* **INSTRUCTIONS TO FOLLOW**:
Transcribe every line exactly and omit anything that is a picture.

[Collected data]
┄┄┄┄┄┄┄┄┄┄┄┄┄┄┄┄┄┄┄┄

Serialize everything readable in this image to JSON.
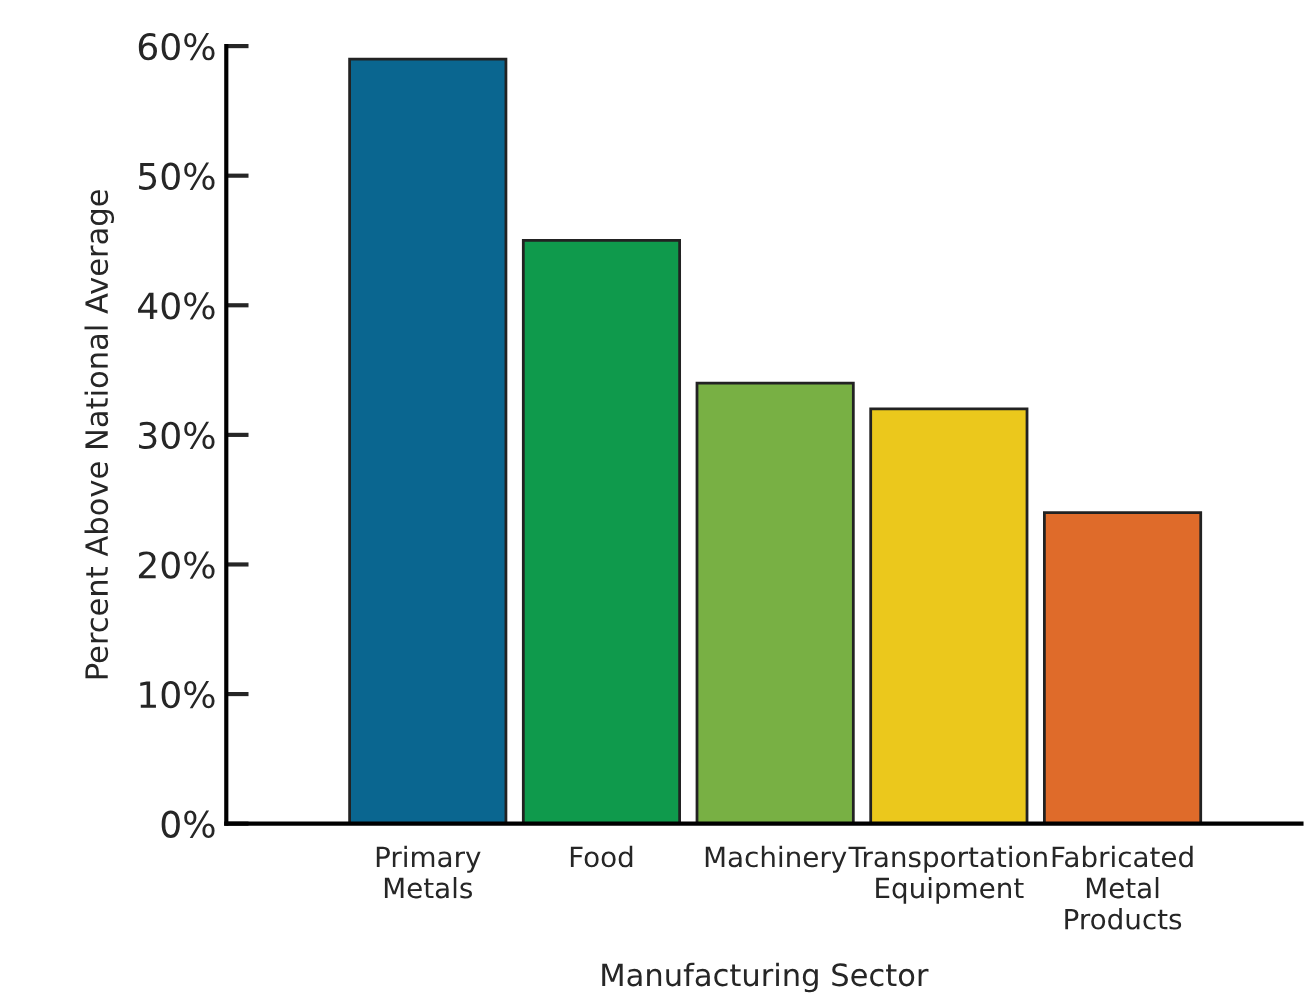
{
  "chart_data": {
    "type": "bar",
    "xlabel": "Manufacturing Sector",
    "ylabel": "Percent Above National Average",
    "categories": [
      "Primary\nMetals",
      "Food",
      "Machinery",
      "Transportation\nEquipment",
      "Fabricated\nMetal\nProducts"
    ],
    "values": [
      59,
      45,
      34,
      32,
      24
    ],
    "colors": [
      "#0a6690",
      "#0f9a4c",
      "#78b044",
      "#ebc81c",
      "#df6b2a"
    ],
    "ylim": [
      0,
      60
    ],
    "yticks": [
      {
        "value": 0,
        "label": "0%"
      },
      {
        "value": 10,
        "label": "10%"
      },
      {
        "value": 20,
        "label": "20%"
      },
      {
        "value": 30,
        "label": "30%"
      },
      {
        "value": 40,
        "label": "40%"
      },
      {
        "value": 50,
        "label": "50%"
      },
      {
        "value": 60,
        "label": "60%"
      }
    ],
    "grid": false,
    "legend": false
  }
}
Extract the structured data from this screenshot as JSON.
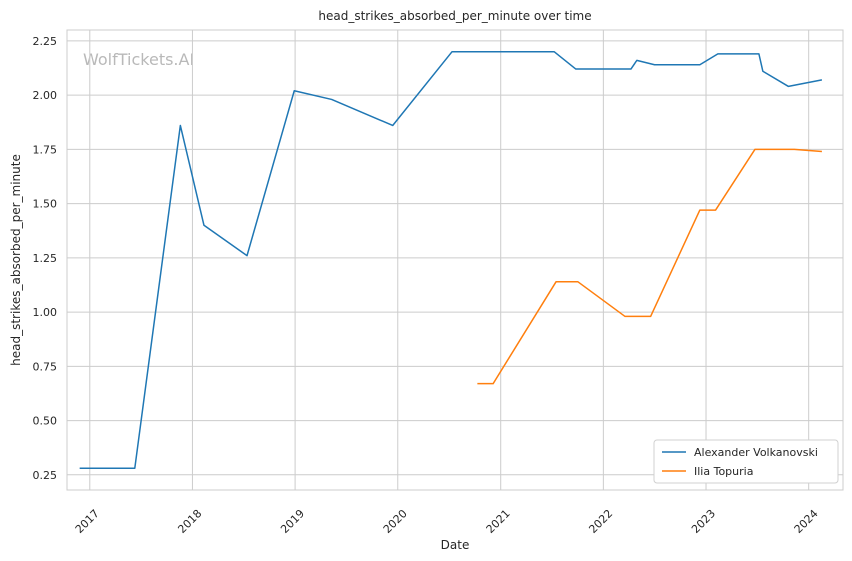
{
  "chart_data": {
    "type": "line",
    "title": "head_strikes_absorbed_per_minute over time",
    "xlabel": "Date",
    "ylabel": "head_strikes_absorbed_per_minute",
    "watermark": "WolfTickets.AI",
    "x_ticks": [
      "2017",
      "2018",
      "2019",
      "2020",
      "2021",
      "2022",
      "2023",
      "2024"
    ],
    "y_ticks": [
      "0.25",
      "0.50",
      "0.75",
      "1.00",
      "1.25",
      "1.50",
      "1.75",
      "2.00",
      "2.25"
    ],
    "xlim": [
      "2016-10-12",
      "2024-05-02"
    ],
    "ylim": [
      0.18,
      2.3
    ],
    "grid": true,
    "legend_position": "bottom-right",
    "series": [
      {
        "name": "Alexander Volkanovski",
        "color": "#1f77b4",
        "points": [
          {
            "x": "2016-11-26",
            "y": 0.28
          },
          {
            "x": "2017-06-10",
            "y": 0.28
          },
          {
            "x": "2017-11-19",
            "y": 1.86
          },
          {
            "x": "2018-02-11",
            "y": 1.4
          },
          {
            "x": "2018-07-14",
            "y": 1.26
          },
          {
            "x": "2018-12-29",
            "y": 2.02
          },
          {
            "x": "2019-05-11",
            "y": 1.98
          },
          {
            "x": "2019-12-14",
            "y": 1.86
          },
          {
            "x": "2020-07-12",
            "y": 2.2
          },
          {
            "x": "2021-07-10",
            "y": 2.2
          },
          {
            "x": "2021-09-25",
            "y": 2.12
          },
          {
            "x": "2022-04-09",
            "y": 2.12
          },
          {
            "x": "2022-04-30",
            "y": 2.16
          },
          {
            "x": "2022-07-02",
            "y": 2.14
          },
          {
            "x": "2022-12-10",
            "y": 2.14
          },
          {
            "x": "2023-02-12",
            "y": 2.19
          },
          {
            "x": "2023-07-08",
            "y": 2.19
          },
          {
            "x": "2023-07-22",
            "y": 2.11
          },
          {
            "x": "2023-10-21",
            "y": 2.04
          },
          {
            "x": "2024-02-17",
            "y": 2.07
          }
        ]
      },
      {
        "name": "Ilia Topuria",
        "color": "#ff7f0e",
        "points": [
          {
            "x": "2020-10-10",
            "y": 0.67
          },
          {
            "x": "2020-12-05",
            "y": 0.67
          },
          {
            "x": "2021-07-17",
            "y": 1.14
          },
          {
            "x": "2021-10-02",
            "y": 1.14
          },
          {
            "x": "2022-03-19",
            "y": 0.98
          },
          {
            "x": "2022-06-18",
            "y": 0.98
          },
          {
            "x": "2022-12-10",
            "y": 1.47
          },
          {
            "x": "2023-02-04",
            "y": 1.47
          },
          {
            "x": "2023-06-24",
            "y": 1.75
          },
          {
            "x": "2023-11-11",
            "y": 1.75
          },
          {
            "x": "2024-02-17",
            "y": 1.74
          }
        ]
      }
    ]
  }
}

┄┄┄┄┄┄┄┄┄┄┄┄┄┄┄┄┄┄┄┄

* **OUTPUT OF THE EXERCISE**:
Serialize everything readable in this image to JSON.
{
  "chart_data": {
    "type": "bar",
    "xlabel": "Manufacturing Sector",
    "ylabel": "Percent Above National Average",
    "categories": [
      "Primary\nMetals",
      "Food",
      "Machinery",
      "Transportation\nEquipment",
      "Fabricated\nMetal\nProducts"
    ],
    "values": [
      59,
      45,
      34,
      32,
      24
    ],
    "colors": [
      "#0a6690",
      "#0f9a4c",
      "#78b044",
      "#ebc81c",
      "#df6b2a"
    ],
    "ylim": [
      0,
      60
    ],
    "yticks": [
      {
        "value": 0,
        "label": "0%"
      },
      {
        "value": 10,
        "label": "10%"
      },
      {
        "value": 20,
        "label": "20%"
      },
      {
        "value": 30,
        "label": "30%"
      },
      {
        "value": 40,
        "label": "40%"
      },
      {
        "value": 50,
        "label": "50%"
      },
      {
        "value": 60,
        "label": "60%"
      }
    ],
    "grid": false,
    "legend": false
  }
}
Extract the structured data from this screenshot as JSON.
{
  "chart_data": {
    "type": "line",
    "title": "head_strikes_absorbed_per_minute over time",
    "xlabel": "Date",
    "ylabel": "head_strikes_absorbed_per_minute",
    "watermark": "WolfTickets.AI",
    "x_ticks": [
      "2017",
      "2018",
      "2019",
      "2020",
      "2021",
      "2022",
      "2023",
      "2024"
    ],
    "y_ticks": [
      "0.25",
      "0.50",
      "0.75",
      "1.00",
      "1.25",
      "1.50",
      "1.75",
      "2.00",
      "2.25"
    ],
    "xlim": [
      "2016-10-12",
      "2024-05-02"
    ],
    "ylim": [
      0.18,
      2.3
    ],
    "grid": true,
    "legend_position": "bottom-right",
    "series": [
      {
        "name": "Alexander Volkanovski",
        "color": "#1f77b4",
        "points": [
          {
            "x": "2016-11-26",
            "y": 0.28
          },
          {
            "x": "2017-06-10",
            "y": 0.28
          },
          {
            "x": "2017-11-19",
            "y": 1.86
          },
          {
            "x": "2018-02-11",
            "y": 1.4
          },
          {
            "x": "2018-07-14",
            "y": 1.26
          },
          {
            "x": "2018-12-29",
            "y": 2.02
          },
          {
            "x": "2019-05-11",
            "y": 1.98
          },
          {
            "x": "2019-12-14",
            "y": 1.86
          },
          {
            "x": "2020-07-12",
            "y": 2.2
          },
          {
            "x": "2021-07-10",
            "y": 2.2
          },
          {
            "x": "2021-09-25",
            "y": 2.12
          },
          {
            "x": "2022-04-09",
            "y": 2.12
          },
          {
            "x": "2022-04-30",
            "y": 2.16
          },
          {
            "x": "2022-07-02",
            "y": 2.14
          },
          {
            "x": "2022-12-10",
            "y": 2.14
          },
          {
            "x": "2023-02-12",
            "y": 2.19
          },
          {
            "x": "2023-07-08",
            "y": 2.19
          },
          {
            "x": "2023-07-22",
            "y": 2.11
          },
          {
            "x": "2023-10-21",
            "y": 2.04
          },
          {
            "x": "2024-02-17",
            "y": 2.07
          }
        ]
      },
      {
        "name": "Ilia Topuria",
        "color": "#ff7f0e",
        "points": [
          {
            "x": "2020-10-10",
            "y": 0.67
          },
          {
            "x": "2020-12-05",
            "y": 0.67
          },
          {
            "x": "2021-07-17",
            "y": 1.14
          },
          {
            "x": "2021-10-02",
            "y": 1.14
          },
          {
            "x": "2022-03-19",
            "y": 0.98
          },
          {
            "x": "2022-06-18",
            "y": 0.98
          },
          {
            "x": "2022-12-10",
            "y": 1.47
          },
          {
            "x": "2023-02-04",
            "y": 1.47
          },
          {
            "x": "2023-06-24",
            "y": 1.75
          },
          {
            "x": "2023-11-11",
            "y": 1.75
          },
          {
            "x": "2024-02-17",
            "y": 1.74
          }
        ]
      }
    ]
  }
}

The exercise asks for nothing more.